### Your task
Gather all lines in the entries below that include the word "marker".

(Data extracted from a collection)
— Begin —

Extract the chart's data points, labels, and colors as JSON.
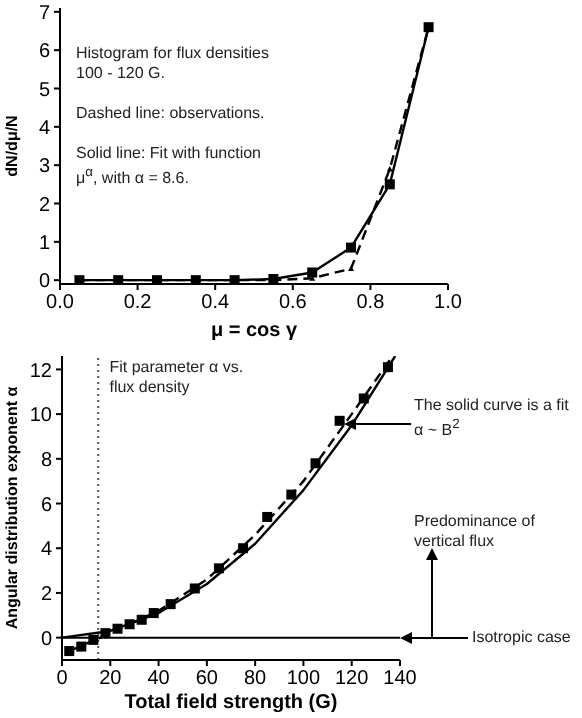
{
  "chart_data": [
    {
      "type": "line",
      "xlabel": "μ = cos γ",
      "ylabel": "dN/dμ/N",
      "annotations": [
        "Histogram for flux densities 100 - 120 G.",
        "Dashed line: observations.",
        "Solid line: Fit with function μ$^{α}$, with α = 8.6."
      ],
      "xlim": [
        0,
        1
      ],
      "ylim": [
        -0.1,
        7.1
      ],
      "xticks": [
        {
          "value": 0,
          "label": "0.0"
        },
        0.2,
        0.4,
        0.6,
        0.8,
        {
          "value": 1,
          "label": "1.0"
        }
      ],
      "yticks": [
        0,
        1,
        2,
        3,
        4,
        5,
        6,
        7
      ],
      "x": [
        0.05,
        0.15,
        0.25,
        0.35,
        0.45,
        0.55,
        0.65,
        0.75,
        0.85,
        0.95
      ],
      "series": [
        {
          "color": "#000000",
          "line_style": "solid",
          "marker": "square",
          "values": [
            0,
            0,
            0,
            0,
            0,
            0.03,
            0.2,
            0.85,
            2.5,
            6.6
          ]
        },
        {
          "color": "#000000",
          "line_style": "dashed",
          "marker": "triangle",
          "values": [
            0,
            0,
            0,
            0,
            0,
            0,
            0.05,
            0.3,
            2.9,
            6.6
          ]
        }
      ]
    },
    {
      "type": "scatter",
      "xlabel": "Total field strength (G)",
      "ylabel": "Angular distribution exponent α",
      "annotations": [
        "Fit parameter α vs. flux density",
        "The solid curve is a fit α ~ B$^{2}$",
        "Predominance of vertical flux",
        "Isotropic case"
      ],
      "xlim": [
        0,
        140
      ],
      "ylim": [
        -1,
        12.6
      ],
      "xticks": [
        0,
        20,
        40,
        60,
        80,
        100,
        120,
        140
      ],
      "yticks": [
        0,
        2,
        4,
        6,
        8,
        10,
        12
      ],
      "marker": "square",
      "ref_lines": [
        {
          "axis": "x",
          "value": 15,
          "color": "#555555",
          "line_style": "dotted"
        },
        {
          "axis": "y",
          "value": 0,
          "color": "#000000",
          "line_style": "solid"
        }
      ],
      "series": [
        {
          "color": "#000000",
          "x": [
            3,
            8,
            13,
            18,
            23,
            28,
            33,
            38,
            45,
            55,
            65,
            75,
            85,
            95,
            105,
            115,
            125,
            135
          ],
          "values": [
            -0.6,
            -0.4,
            -0.1,
            0.2,
            0.4,
            0.6,
            0.8,
            1.1,
            1.5,
            2.2,
            3.1,
            4.0,
            5.4,
            6.4,
            7.8,
            9.7,
            10.7,
            12.1
          ]
        },
        {
          "type": "line",
          "color": "#000000",
          "line_style": "solid",
          "marker": "none",
          "x": [
            0,
            20,
            40,
            60,
            80,
            100,
            120,
            138
          ],
          "values": [
            0,
            0.3,
            1.1,
            2.4,
            4.2,
            6.6,
            9.5,
            12.6
          ]
        },
        {
          "type": "line",
          "color": "#000000",
          "line_style": "dashed",
          "marker": "none",
          "x": [
            3,
            20,
            40,
            60,
            80,
            100,
            120,
            137
          ],
          "values": [
            -0.6,
            0.2,
            1.2,
            2.6,
            4.6,
            7.0,
            10.0,
            12.6
          ]
        }
      ]
    }
  ]
}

— End —

### The solution
          "marker": "square",
          "marker": "triangle",
      "marker": "square",
          "marker": "none",
          "marker": "none",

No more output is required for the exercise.